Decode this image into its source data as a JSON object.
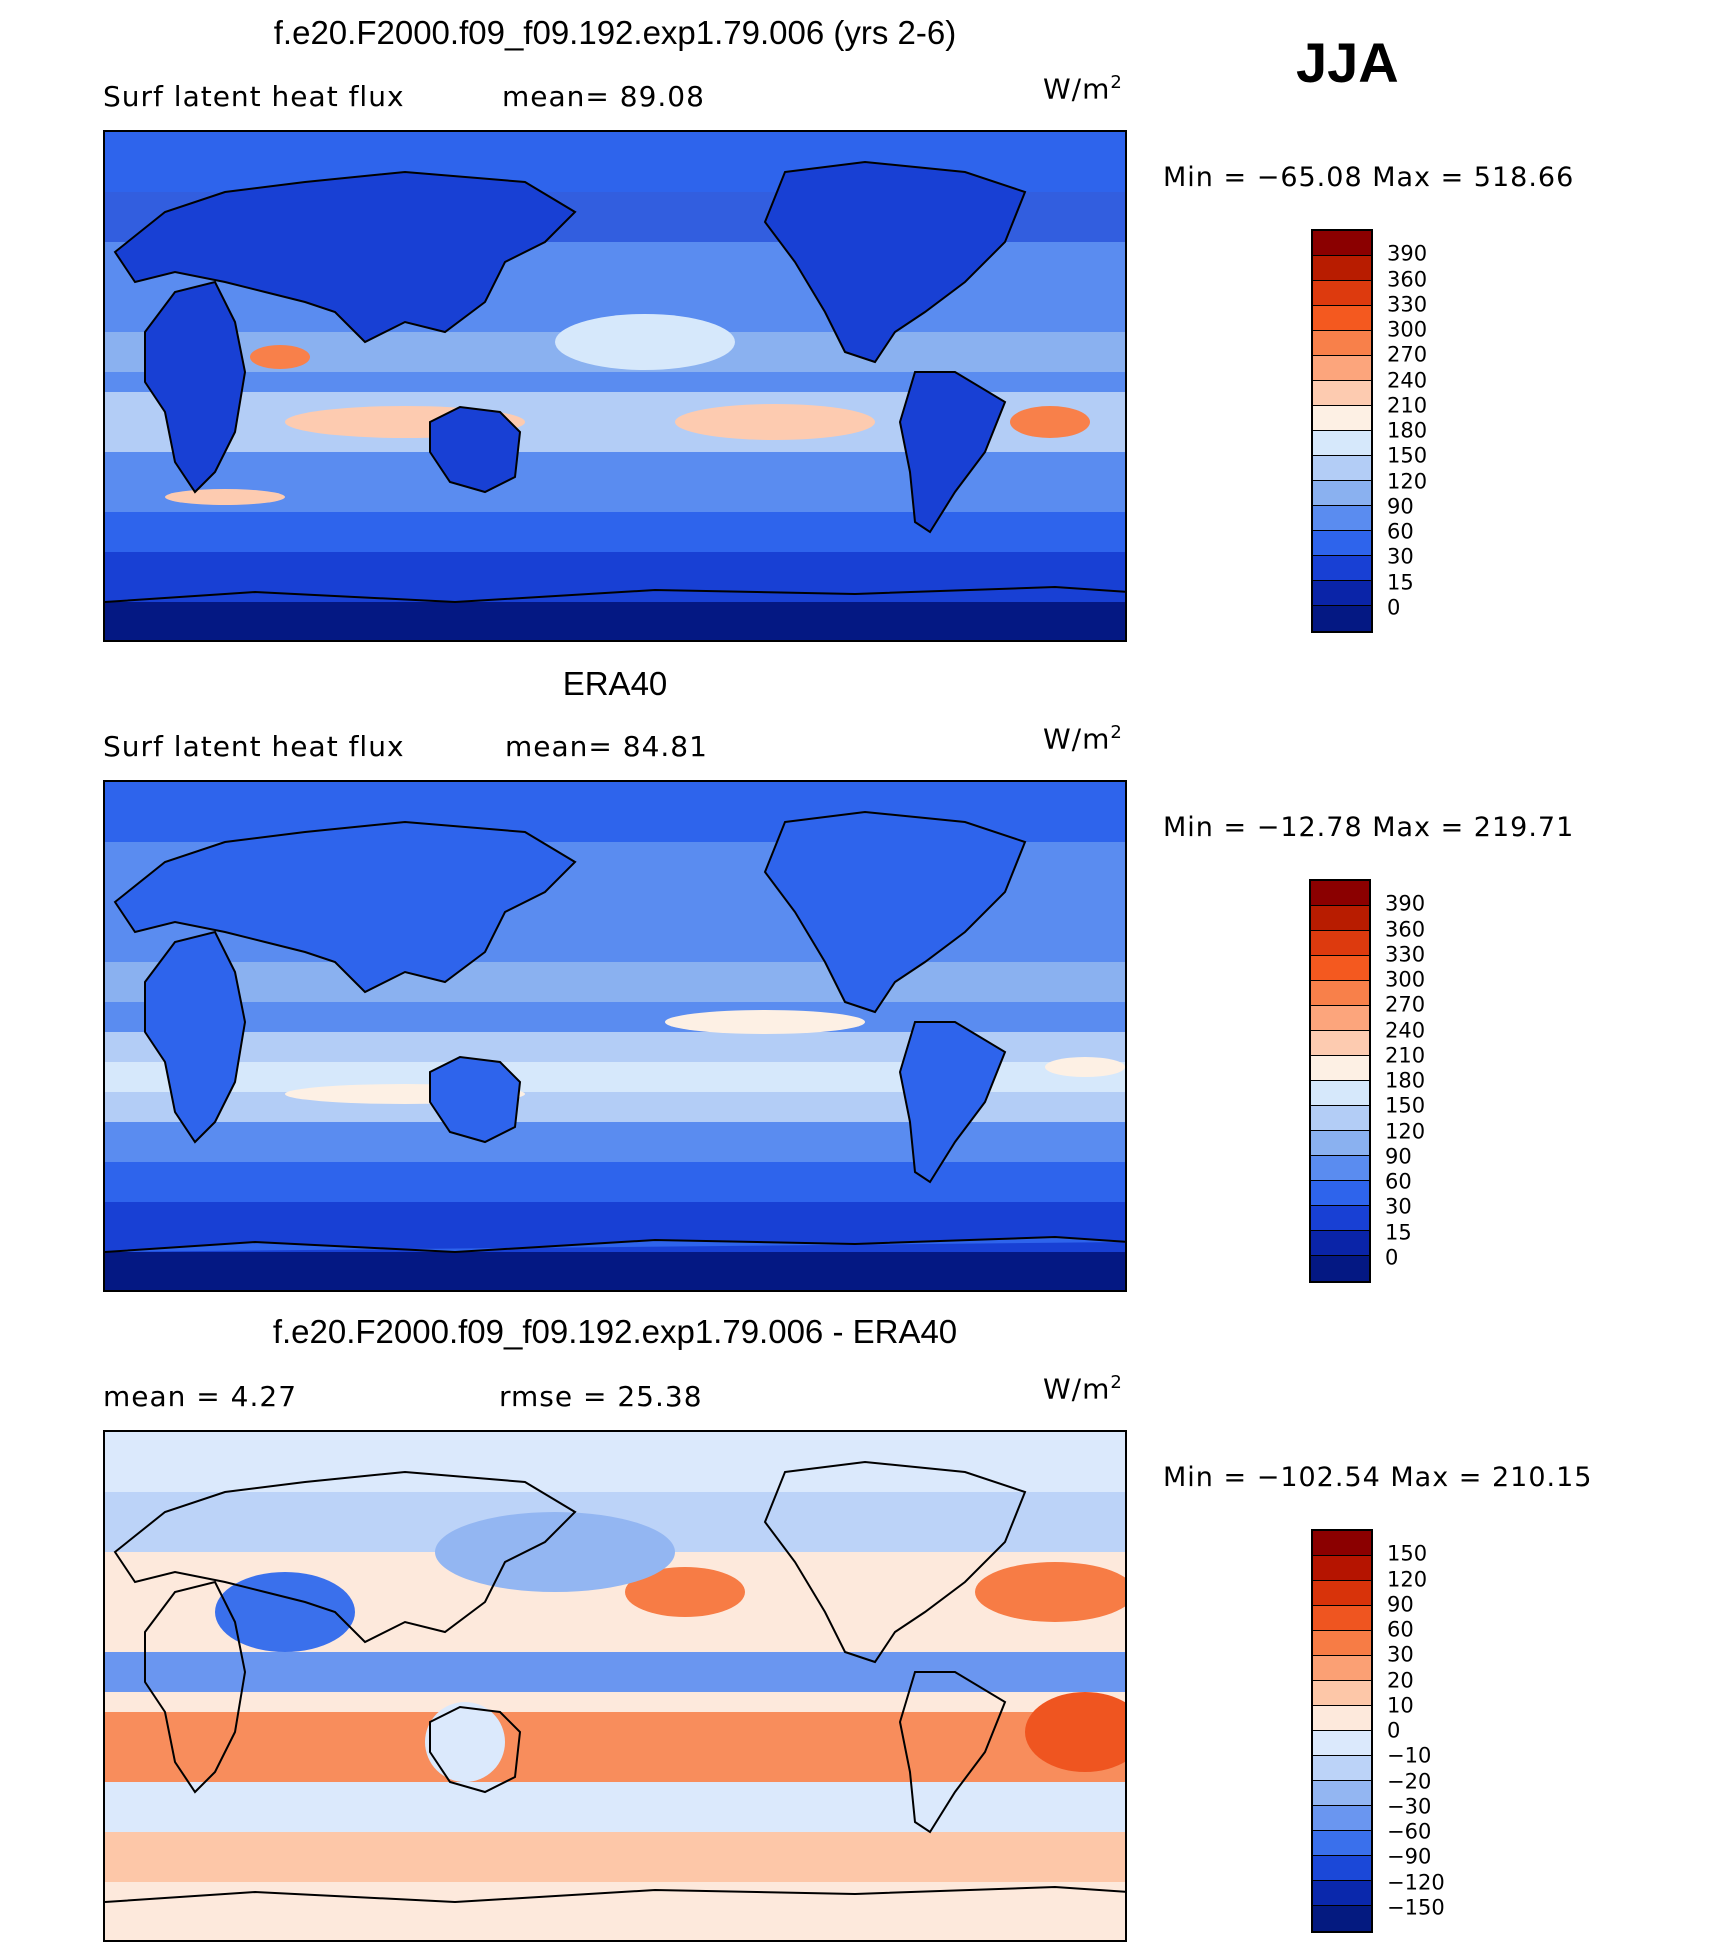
{
  "season": "JJA",
  "units_text": "W/m",
  "units_exp": "2",
  "panels": [
    {
      "title": "f.e20.F2000.f09_f09.192.exp1.79.006 (yrs 2-6)",
      "left_label": "Surf latent heat flux",
      "right_label": "mean=  89.08",
      "minmax": "Min = −65.08 Max = 518.66",
      "colorbar": {
        "labels": [
          "390",
          "360",
          "330",
          "300",
          "270",
          "240",
          "210",
          "180",
          "150",
          "120",
          "90",
          "60",
          "30",
          "15",
          "0"
        ],
        "colors": [
          "#8b0000",
          "#b81c00",
          "#dd3a0e",
          "#f4591f",
          "#f8804a",
          "#fca57c",
          "#fdcbb0",
          "#fdf0e4",
          "#d6e8fb",
          "#b3cdf6",
          "#8ab1f0",
          "#5a8cf0",
          "#2e64ec",
          "#1840d4",
          "#0a24a8",
          "#041883"
        ]
      },
      "chart_data": {
        "type": "heatmap",
        "title": "f.e20.F2000.f09_f09.192.exp1.79.006 (yrs 2-6)",
        "variable": "Surf latent heat flux",
        "units": "W/m2",
        "mean": 89.08,
        "min": -65.08,
        "max": 518.66,
        "levels": [
          0,
          15,
          30,
          60,
          90,
          120,
          150,
          180,
          210,
          240,
          270,
          300,
          330,
          360,
          390
        ]
      }
    },
    {
      "title": "ERA40",
      "left_label": "Surf latent heat flux",
      "right_label": "mean=  84.81",
      "minmax": "Min = −12.78 Max = 219.71",
      "colorbar": {
        "labels": [
          "390",
          "360",
          "330",
          "300",
          "270",
          "240",
          "210",
          "180",
          "150",
          "120",
          "90",
          "60",
          "30",
          "15",
          "0"
        ],
        "colors": [
          "#8b0000",
          "#b81c00",
          "#dd3a0e",
          "#f4591f",
          "#f8804a",
          "#fca57c",
          "#fdcbb0",
          "#fdf0e4",
          "#d6e8fb",
          "#b3cdf6",
          "#8ab1f0",
          "#5a8cf0",
          "#2e64ec",
          "#1840d4",
          "#0a24a8",
          "#041883"
        ]
      },
      "chart_data": {
        "type": "heatmap",
        "title": "ERA40",
        "variable": "Surf latent heat flux",
        "units": "W/m2",
        "mean": 84.81,
        "min": -12.78,
        "max": 219.71,
        "levels": [
          0,
          15,
          30,
          60,
          90,
          120,
          150,
          180,
          210,
          240,
          270,
          300,
          330,
          360,
          390
        ]
      }
    },
    {
      "title": "f.e20.F2000.f09_f09.192.exp1.79.006 - ERA40",
      "left_label": "mean =   4.27",
      "right_label": "rmse =  25.38",
      "minmax": "Min = −102.54 Max = 210.15",
      "colorbar": {
        "labels": [
          "150",
          "120",
          "90",
          "60",
          "30",
          "20",
          "10",
          "0",
          "−10",
          "−20",
          "−30",
          "−60",
          "−90",
          "−120",
          "−150"
        ],
        "colors": [
          "#8b0000",
          "#b51400",
          "#d8330a",
          "#ef5520",
          "#f77c45",
          "#fba074",
          "#fdc7a8",
          "#fde9dc",
          "#dbe9fc",
          "#bcd3f8",
          "#93b6f2",
          "#6a96f0",
          "#3a70ec",
          "#1b48d8",
          "#0a28ac",
          "#041a80"
        ]
      },
      "chart_data": {
        "type": "heatmap",
        "title": "f.e20.F2000.f09_f09.192.exp1.79.006 - ERA40",
        "units": "W/m2",
        "mean": 4.27,
        "rmse": 25.38,
        "min": -102.54,
        "max": 210.15,
        "levels": [
          -150,
          -120,
          -90,
          -60,
          -30,
          -20,
          -10,
          0,
          10,
          20,
          30,
          60,
          90,
          120,
          150
        ]
      }
    }
  ]
}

THE PROBLEM - Every line of the material is to be quoted exactly, with no pictures carried over.

RESULT OF THE EXERCISE -
Decode this image into its source data as a JSON object.
{
  "season": "JJA",
  "units_text": "W/m",
  "units_exp": "2",
  "panels": [
    {
      "title": "f.e20.F2000.f09_f09.192.exp1.79.006 (yrs 2-6)",
      "left_label": "Surf latent heat flux",
      "right_label": "mean=  89.08",
      "minmax": "Min = −65.08 Max = 518.66",
      "colorbar": {
        "labels": [
          "390",
          "360",
          "330",
          "300",
          "270",
          "240",
          "210",
          "180",
          "150",
          "120",
          "90",
          "60",
          "30",
          "15",
          "0"
        ],
        "colors": [
          "#8b0000",
          "#b81c00",
          "#dd3a0e",
          "#f4591f",
          "#f8804a",
          "#fca57c",
          "#fdcbb0",
          "#fdf0e4",
          "#d6e8fb",
          "#b3cdf6",
          "#8ab1f0",
          "#5a8cf0",
          "#2e64ec",
          "#1840d4",
          "#0a24a8",
          "#041883"
        ]
      },
      "chart_data": {
        "type": "heatmap",
        "title": "f.e20.F2000.f09_f09.192.exp1.79.006 (yrs 2-6)",
        "variable": "Surf latent heat flux",
        "units": "W/m2",
        "mean": 89.08,
        "min": -65.08,
        "max": 518.66,
        "levels": [
          0,
          15,
          30,
          60,
          90,
          120,
          150,
          180,
          210,
          240,
          270,
          300,
          330,
          360,
          390
        ]
      }
    },
    {
      "title": "ERA40",
      "left_label": "Surf latent heat flux",
      "right_label": "mean=  84.81",
      "minmax": "Min = −12.78 Max = 219.71",
      "colorbar": {
        "labels": [
          "390",
          "360",
          "330",
          "300",
          "270",
          "240",
          "210",
          "180",
          "150",
          "120",
          "90",
          "60",
          "30",
          "15",
          "0"
        ],
        "colors": [
          "#8b0000",
          "#b81c00",
          "#dd3a0e",
          "#f4591f",
          "#f8804a",
          "#fca57c",
          "#fdcbb0",
          "#fdf0e4",
          "#d6e8fb",
          "#b3cdf6",
          "#8ab1f0",
          "#5a8cf0",
          "#2e64ec",
          "#1840d4",
          "#0a24a8",
          "#041883"
        ]
      },
      "chart_data": {
        "type": "heatmap",
        "title": "ERA40",
        "variable": "Surf latent heat flux",
        "units": "W/m2",
        "mean": 84.81,
        "min": -12.78,
        "max": 219.71,
        "levels": [
          0,
          15,
          30,
          60,
          90,
          120,
          150,
          180,
          210,
          240,
          270,
          300,
          330,
          360,
          390
        ]
      }
    },
    {
      "title": "f.e20.F2000.f09_f09.192.exp1.79.006 - ERA40",
      "left_label": "mean =   4.27",
      "right_label": "rmse =  25.38",
      "minmax": "Min = −102.54 Max = 210.15",
      "colorbar": {
        "labels": [
          "150",
          "120",
          "90",
          "60",
          "30",
          "20",
          "10",
          "0",
          "−10",
          "−20",
          "−30",
          "−60",
          "−90",
          "−120",
          "−150"
        ],
        "colors": [
          "#8b0000",
          "#b51400",
          "#d8330a",
          "#ef5520",
          "#f77c45",
          "#fba074",
          "#fdc7a8",
          "#fde9dc",
          "#dbe9fc",
          "#bcd3f8",
          "#93b6f2",
          "#6a96f0",
          "#3a70ec",
          "#1b48d8",
          "#0a28ac",
          "#041a80"
        ]
      },
      "chart_data": {
        "type": "heatmap",
        "title": "f.e20.F2000.f09_f09.192.exp1.79.006 - ERA40",
        "units": "W/m2",
        "mean": 4.27,
        "rmse": 25.38,
        "min": -102.54,
        "max": 210.15,
        "levels": [
          -150,
          -120,
          -90,
          -60,
          -30,
          -20,
          -10,
          0,
          10,
          20,
          30,
          60,
          90,
          120,
          150
        ]
      }
    }
  ]
}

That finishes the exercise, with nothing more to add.